**Te lezen tekst**:
▽

“Kerstmis is dien dag dat ze niet schieten. Dat er geen bommen uit de lucht worden gestrooid. Dat mitrailleurs van hun verdiende rust genieten. En de kanonnen met een kerstboom zijn getooid.”

U moet er zijn Antwerpse tongval maar zelf bij denken, de tekst van de onvergetelijke Wannes Van de Velde blijft hoe dan ook, euh, onvergetelijk. Ik associeerde het lied met de jaren 60, maar het staat op de lp Ne zanger is een groep uit 1976, zo leerde ik na een korte maar intense zoektocht. Ik kan u de hommage-website wannesvandevelde.be hierbij warm aanbevelen. Die goede Wannes (1937-2008) heeft ongetwijfeld niet zelf zijn site ontworpen, zo wereldvreemd was hij wat het alledaagse betreft. Als het op het diepere begrijpen van wat de mens drijft aankomt, was Wannes echter allesbehalve wereldvreemd. Dat wrange kerstlied toont dat eens te meer aan.

△

**Items**:
▽

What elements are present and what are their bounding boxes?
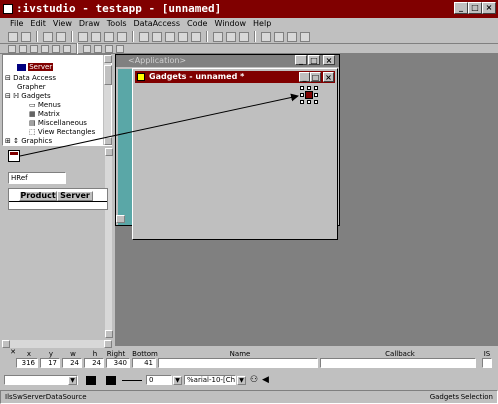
line-style-icon[interactable]: [122, 380, 142, 381]
status-mode: Gadgets: [429, 393, 459, 401]
right-field[interactable]: 340: [106, 358, 130, 368]
is-checkbox[interactable]: [482, 358, 492, 368]
label-w: w: [70, 350, 76, 358]
label-y: y: [48, 350, 54, 358]
background-color-swatch[interactable]: [106, 376, 116, 385]
status-tool: Selection: [460, 393, 493, 401]
style-combo[interactable]: [4, 375, 78, 385]
pattern-icon[interactable]: ⚇: [250, 376, 258, 385]
format-toolbar: ▼ 0 ▼ %arial-10-[Charset:0 ▼ ⚇ ◀: [0, 373, 498, 387]
label-x: x: [26, 350, 32, 358]
bottom-field[interactable]: 41: [132, 358, 156, 368]
status-bar: IlsSwServerDataSource Gadgets Selection: [0, 390, 498, 404]
close-panel-icon[interactable]: ✕: [8, 348, 18, 356]
font-dropdown-icon[interactable]: ▼: [237, 376, 246, 385]
label-bottom: Bottom: [132, 350, 158, 358]
w-field[interactable]: 24: [62, 358, 82, 368]
font-field[interactable]: %arial-10-[Charset:0: [184, 375, 236, 385]
callback-field[interactable]: [320, 358, 476, 368]
label-right: Right: [106, 350, 126, 358]
x-field[interactable]: 316: [16, 358, 38, 368]
arrow-style-icon[interactable]: ◀: [262, 376, 269, 385]
annotation-arrow: [19, 93, 299, 157]
y-field[interactable]: 17: [40, 358, 60, 368]
foreground-color-swatch[interactable]: [86, 376, 96, 385]
h-field[interactable]: 24: [84, 358, 104, 368]
label-name: Name: [229, 350, 251, 358]
line-width-dropdown-icon[interactable]: ▼: [173, 376, 182, 385]
name-field[interactable]: [158, 358, 318, 368]
style-dropdown-icon[interactable]: ▼: [68, 376, 77, 385]
label-h: h: [92, 350, 98, 358]
label-callback: Callback: [385, 350, 415, 358]
status-text: IlsSwServerDataSource: [5, 393, 87, 401]
label-is: IS: [483, 350, 491, 358]
line-width-field[interactable]: 0: [146, 375, 172, 385]
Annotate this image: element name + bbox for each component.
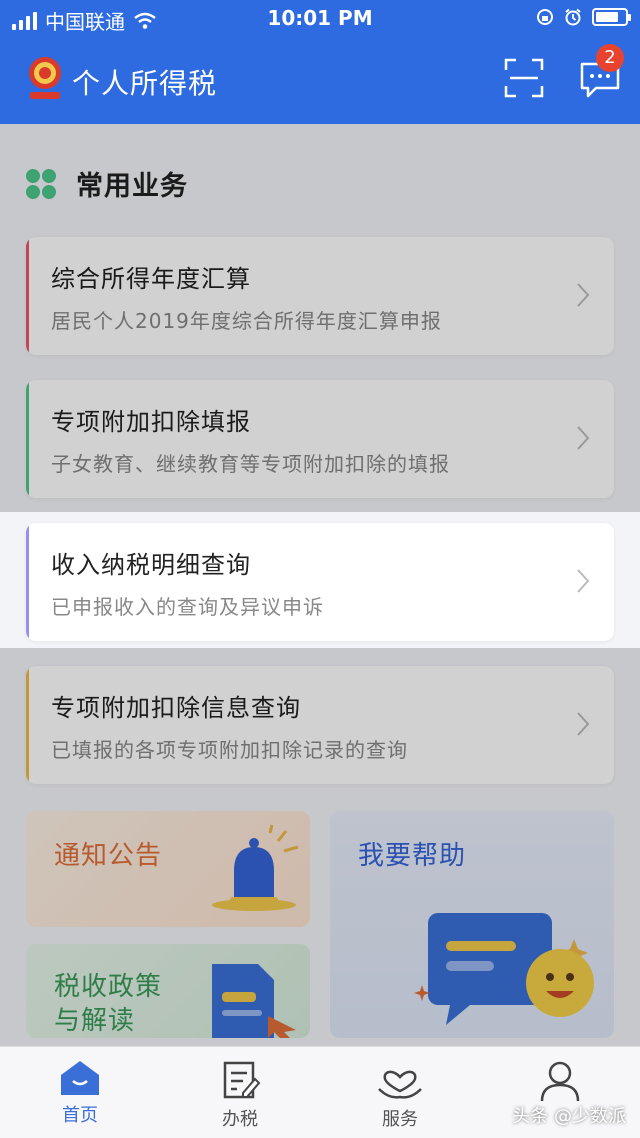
card-deduction-info-query[interactable]: 专项附加扣除信息查询 已填报的各项专项附加扣除记录的查询 <box>26 666 614 784</box>
watermark: 头条 @少数派 <box>512 1106 626 1127</box>
chevron-right-icon <box>577 569 590 593</box>
card-accent <box>26 523 29 641</box>
home-icon <box>61 1061 99 1095</box>
chevron-right-icon <box>577 712 590 736</box>
bell-icon <box>212 824 299 911</box>
alarm-icon <box>565 8 581 26</box>
nav-home-label: 首页 <box>62 1105 98 1126</box>
card-title: 收入纳税明细查询 <box>51 551 251 579</box>
tax-emblem-logo <box>29 57 61 99</box>
card-income-tax-query[interactable]: 收入纳税明细查询 已申报收入的查询及异议申诉 <box>26 523 614 641</box>
tile-tax-policy[interactable]: 税收政策 与解读 <box>26 944 310 1038</box>
card-accent <box>26 666 29 784</box>
nav-tax[interactable]: 办税 <box>180 1059 300 1131</box>
status-bar: 中国联通 10:01 PM <box>0 0 640 36</box>
app-title: 个人所得税 <box>72 67 218 100</box>
section-title: 常用业务 <box>76 171 188 202</box>
card-annual-settlement[interactable]: 综合所得年度汇算 居民个人2019年度综合所得年度汇算申报 <box>26 237 614 355</box>
nav-service-label: 服务 <box>382 1109 418 1130</box>
app-header: 个人所得税 2 <box>0 44 640 110</box>
tile-notice-label: 通知公告 <box>54 841 163 871</box>
card-title: 专项附加扣除信息查询 <box>51 694 301 722</box>
chat-bubble-smiley-icon <box>414 913 594 1025</box>
chevron-right-icon <box>577 283 590 307</box>
tile-help[interactable]: 我要帮助 <box>330 811 614 1038</box>
card-special-deduction-filing[interactable]: 专项附加扣除填报 子女教育、继续教育等专项附加扣除的填报 <box>26 380 614 498</box>
card-subtitle: 已申报收入的查询及异议申诉 <box>51 595 324 619</box>
status-right <box>536 8 631 26</box>
tile-policy-line2: 与解读 <box>54 1006 136 1036</box>
heart-hand-icon <box>378 1070 422 1099</box>
app-header-bar: 中国联通 10:01 PM 个人所得税 2 <box>0 0 640 124</box>
message-badge: 2 <box>596 44 624 72</box>
rotation-lock-icon <box>537 9 553 25</box>
scan-icon[interactable] <box>504 58 544 98</box>
chevron-right-icon <box>577 426 590 450</box>
card-subtitle: 居民个人2019年度综合所得年度汇算申报 <box>51 309 442 333</box>
document-pointer-icon <box>212 964 296 1038</box>
tile-policy-line1: 税收政策 <box>54 972 163 1002</box>
nav-service[interactable]: 服务 <box>340 1059 460 1131</box>
person-icon <box>540 1061 580 1102</box>
clover-icon <box>26 168 56 199</box>
tile-help-label: 我要帮助 <box>358 841 467 871</box>
nav-tax-label: 办税 <box>222 1109 258 1130</box>
nav-profile[interactable] <box>500 1059 620 1107</box>
tile-notice[interactable]: 通知公告 <box>26 811 310 927</box>
section-header: 常用业务 <box>26 164 188 203</box>
card-subtitle: 已填报的各项专项附加扣除记录的查询 <box>51 738 408 762</box>
nav-home[interactable]: 首页 <box>20 1059 140 1127</box>
card-subtitle: 子女教育、继续教育等专项附加扣除的填报 <box>51 452 450 476</box>
card-title: 综合所得年度汇算 <box>51 265 251 293</box>
card-accent <box>26 380 29 498</box>
card-title: 专项附加扣除填报 <box>51 408 251 436</box>
card-accent <box>26 237 29 355</box>
edit-document-icon <box>223 1061 261 1099</box>
battery-icon <box>592 8 631 26</box>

△

**Wat je moet doen**:
Herhaal woord voor woord alles uit de tekst over Wannes Van de Velde, vanaf "U moet er zijn" tot en met "te meer aan.". De items heb je hier niet nodig.

**Antwoord**:
U moet er zijn Antwerpse tongval maar zelf bij denken, de tekst van de onvergetelijke Wannes Van de Velde blijft hoe dan ook, euh, onvergetelijk. Ik associeerde het lied met de jaren 60, maar het staat op de lp Ne zanger is een groep uit 1976, zo leerde ik na een korte maar intense zoektocht. Ik kan u de hommage-website wannesvandevelde.be hierbij warm aanbevelen. Die goede Wannes (1937-2008) heeft ongetwijfeld niet zelf zijn site ontworpen, zo wereldvreemd was hij wat het alledaagse betreft. Als het op het diepere begrijpen van wat de mens drijft aankomt, was Wannes echter allesbehalve wereldvreemd. Dat wrange kerstlied toont dat eens te meer aan.